TASK INPUTS:
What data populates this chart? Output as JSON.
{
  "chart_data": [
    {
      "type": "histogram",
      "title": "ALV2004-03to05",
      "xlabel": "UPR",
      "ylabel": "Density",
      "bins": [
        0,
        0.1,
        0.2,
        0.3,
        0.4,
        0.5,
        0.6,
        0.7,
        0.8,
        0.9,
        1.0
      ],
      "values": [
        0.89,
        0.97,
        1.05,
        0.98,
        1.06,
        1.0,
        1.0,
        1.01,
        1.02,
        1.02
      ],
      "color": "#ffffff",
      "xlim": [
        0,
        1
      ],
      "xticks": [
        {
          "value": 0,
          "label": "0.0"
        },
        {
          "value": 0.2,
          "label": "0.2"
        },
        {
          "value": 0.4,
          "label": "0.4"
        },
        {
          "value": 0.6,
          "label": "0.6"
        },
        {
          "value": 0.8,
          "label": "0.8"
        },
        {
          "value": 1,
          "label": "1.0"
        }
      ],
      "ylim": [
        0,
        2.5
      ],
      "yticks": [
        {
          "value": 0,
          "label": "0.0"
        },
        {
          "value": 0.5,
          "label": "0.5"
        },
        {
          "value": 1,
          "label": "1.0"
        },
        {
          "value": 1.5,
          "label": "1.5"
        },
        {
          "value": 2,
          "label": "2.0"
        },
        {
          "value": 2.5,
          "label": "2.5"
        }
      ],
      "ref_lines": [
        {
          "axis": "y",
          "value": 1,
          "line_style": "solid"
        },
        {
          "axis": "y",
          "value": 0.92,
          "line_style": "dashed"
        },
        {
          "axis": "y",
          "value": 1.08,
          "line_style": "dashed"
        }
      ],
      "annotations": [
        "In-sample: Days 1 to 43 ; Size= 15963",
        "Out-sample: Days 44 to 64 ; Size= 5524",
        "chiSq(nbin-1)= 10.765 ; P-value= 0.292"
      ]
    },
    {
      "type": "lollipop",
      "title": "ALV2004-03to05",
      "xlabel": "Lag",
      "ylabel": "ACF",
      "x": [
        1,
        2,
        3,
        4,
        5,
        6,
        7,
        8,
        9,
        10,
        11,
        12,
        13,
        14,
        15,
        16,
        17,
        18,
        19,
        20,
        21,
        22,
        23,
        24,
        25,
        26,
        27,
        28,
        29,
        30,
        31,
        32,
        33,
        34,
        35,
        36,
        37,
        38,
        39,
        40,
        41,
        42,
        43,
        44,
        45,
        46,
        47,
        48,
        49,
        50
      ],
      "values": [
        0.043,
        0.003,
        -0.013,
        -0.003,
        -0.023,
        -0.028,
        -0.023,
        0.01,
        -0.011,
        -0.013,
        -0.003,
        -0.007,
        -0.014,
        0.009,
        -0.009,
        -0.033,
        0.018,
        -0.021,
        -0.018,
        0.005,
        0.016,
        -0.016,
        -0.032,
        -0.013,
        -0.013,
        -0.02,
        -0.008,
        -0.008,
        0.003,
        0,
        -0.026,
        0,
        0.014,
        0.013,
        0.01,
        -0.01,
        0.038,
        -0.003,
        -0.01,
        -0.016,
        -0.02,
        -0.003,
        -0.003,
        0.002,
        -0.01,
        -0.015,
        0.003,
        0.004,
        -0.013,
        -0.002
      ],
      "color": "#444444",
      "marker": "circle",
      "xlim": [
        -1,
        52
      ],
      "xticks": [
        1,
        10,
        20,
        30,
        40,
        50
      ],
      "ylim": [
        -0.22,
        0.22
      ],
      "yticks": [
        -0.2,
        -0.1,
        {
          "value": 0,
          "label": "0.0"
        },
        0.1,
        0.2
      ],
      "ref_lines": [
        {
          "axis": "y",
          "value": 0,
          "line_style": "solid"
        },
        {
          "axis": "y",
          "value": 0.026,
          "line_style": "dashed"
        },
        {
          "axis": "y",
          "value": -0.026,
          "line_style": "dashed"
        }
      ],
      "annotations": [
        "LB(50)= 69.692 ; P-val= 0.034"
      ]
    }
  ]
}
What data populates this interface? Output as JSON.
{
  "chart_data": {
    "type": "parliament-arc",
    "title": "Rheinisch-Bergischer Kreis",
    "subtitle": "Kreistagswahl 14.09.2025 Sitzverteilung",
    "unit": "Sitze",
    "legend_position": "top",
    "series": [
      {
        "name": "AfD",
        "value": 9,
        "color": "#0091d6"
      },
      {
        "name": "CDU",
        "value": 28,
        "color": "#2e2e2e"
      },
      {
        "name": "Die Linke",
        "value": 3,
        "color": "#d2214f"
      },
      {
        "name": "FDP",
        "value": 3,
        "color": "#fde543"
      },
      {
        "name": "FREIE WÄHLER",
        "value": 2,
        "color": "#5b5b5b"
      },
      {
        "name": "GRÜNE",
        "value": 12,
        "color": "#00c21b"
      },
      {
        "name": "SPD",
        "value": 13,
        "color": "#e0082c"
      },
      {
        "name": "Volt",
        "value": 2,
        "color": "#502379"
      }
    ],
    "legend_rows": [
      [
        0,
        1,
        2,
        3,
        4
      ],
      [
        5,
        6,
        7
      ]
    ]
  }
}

TO BE DONE: Write out every line from the records above, word for word.

PROBLEM SOLUTION:
What data populates this chart? Output as JSON.
{
  "chart_data": [
    {
      "type": "histogram",
      "title": "ALV2004-03to05",
      "xlabel": "UPR",
      "ylabel": "Density",
      "bins": [
        0,
        0.1,
        0.2,
        0.3,
        0.4,
        0.5,
        0.6,
        0.7,
        0.8,
        0.9,
        1.0
      ],
      "values": [
        0.89,
        0.97,
        1.05,
        0.98,
        1.06,
        1.0,
        1.0,
        1.01,
        1.02,
        1.02
      ],
      "color": "#ffffff",
      "xlim": [
        0,
        1
      ],
      "xticks": [
        {
          "value": 0,
          "label": "0.0"
        },
        {
          "value": 0.2,
          "label": "0.2"
        },
        {
          "value": 0.4,
          "label": "0.4"
        },
        {
          "value": 0.6,
          "label": "0.6"
        },
        {
          "value": 0.8,
          "label": "0.8"
        },
        {
          "value": 1,
          "label": "1.0"
        }
      ],
      "ylim": [
        0,
        2.5
      ],
      "yticks": [
        {
          "value": 0,
          "label": "0.0"
        },
        {
          "value": 0.5,
          "label": "0.5"
        },
        {
          "value": 1,
          "label": "1.0"
        },
        {
          "value": 1.5,
          "label": "1.5"
        },
        {
          "value": 2,
          "label": "2.0"
        },
        {
          "value": 2.5,
          "label": "2.5"
        }
      ],
      "ref_lines": [
        {
          "axis": "y",
          "value": 1,
          "line_style": "solid"
        },
        {
          "axis": "y",
          "value": 0.92,
          "line_style": "dashed"
        },
        {
          "axis": "y",
          "value": 1.08,
          "line_style": "dashed"
        }
      ],
      "annotations": [
        "In-sample: Days 1 to 43 ; Size= 15963",
        "Out-sample: Days 44 to 64 ; Size= 5524",
        "chiSq(nbin-1)= 10.765 ; P-value= 0.292"
      ]
    },
    {
      "type": "lollipop",
      "title": "ALV2004-03to05",
      "xlabel": "Lag",
      "ylabel": "ACF",
      "x": [
        1,
        2,
        3,
        4,
        5,
        6,
        7,
        8,
        9,
        10,
        11,
        12,
        13,
        14,
        15,
        16,
        17,
        18,
        19,
        20,
        21,
        22,
        23,
        24,
        25,
        26,
        27,
        28,
        29,
        30,
        31,
        32,
        33,
        34,
        35,
        36,
        37,
        38,
        39,
        40,
        41,
        42,
        43,
        44,
        45,
        46,
        47,
        48,
        49,
        50
      ],
      "values": [
        0.043,
        0.003,
        -0.013,
        -0.003,
        -0.023,
        -0.028,
        -0.023,
        0.01,
        -0.011,
        -0.013,
        -0.003,
        -0.007,
        -0.014,
        0.009,
        -0.009,
        -0.033,
        0.018,
        -0.021,
        -0.018,
        0.005,
        0.016,
        -0.016,
        -0.032,
        -0.013,
        -0.013,
        -0.02,
        -0.008,
        -0.008,
        0.003,
        0,
        -0.026,
        0,
        0.014,
        0.013,
        0.01,
        -0.01,
        0.038,
        -0.003,
        -0.01,
        -0.016,
        -0.02,
        -0.003,
        -0.003,
        0.002,
        -0.01,
        -0.015,
        0.003,
        0.004,
        -0.013,
        -0.002
      ],
      "color": "#444444",
      "marker": "circle",
      "xlim": [
        -1,
        52
      ],
      "xticks": [
        1,
        10,
        20,
        30,
        40,
        50
      ],
      "ylim": [
        -0.22,
        0.22
      ],
      "yticks": [
        -0.2,
        -0.1,
        {
          "value": 0,
          "label": "0.0"
        },
        0.1,
        0.2
      ],
      "ref_lines": [
        {
          "axis": "y",
          "value": 0,
          "line_style": "solid"
        },
        {
          "axis": "y",
          "value": 0.026,
          "line_style": "dashed"
        },
        {
          "axis": "y",
          "value": -0.026,
          "line_style": "dashed"
        }
      ],
      "annotations": [
        "LB(50)= 69.692 ; P-val= 0.034"
      ]
    }
  ]
}
What data populates this interface? Output as JSON.
{
  "chart_data": {
    "type": "parliament-arc",
    "title": "Rheinisch-Bergischer Kreis",
    "subtitle": "Kreistagswahl 14.09.2025 Sitzverteilung",
    "unit": "Sitze",
    "legend_position": "top",
    "series": [
      {
        "name": "AfD",
        "value": 9,
        "color": "#0091d6"
      },
      {
        "name": "CDU",
        "value": 28,
        "color": "#2e2e2e"
      },
      {
        "name": "Die Linke",
        "value": 3,
        "color": "#d2214f"
      },
      {
        "name": "FDP",
        "value": 3,
        "color": "#fde543"
      },
      {
        "name": "FREIE WÄHLER",
        "value": 2,
        "color": "#5b5b5b"
      },
      {
        "name": "GRÜNE",
        "value": 12,
        "color": "#00c21b"
      },
      {
        "name": "SPD",
        "value": 13,
        "color": "#e0082c"
      },
      {
        "name": "Volt",
        "value": 2,
        "color": "#502379"
      }
    ],
    "legend_rows": [
      [
        0,
        1,
        2,
        3,
        4
      ],
      [
        5,
        6,
        7
      ]
    ]
  }
}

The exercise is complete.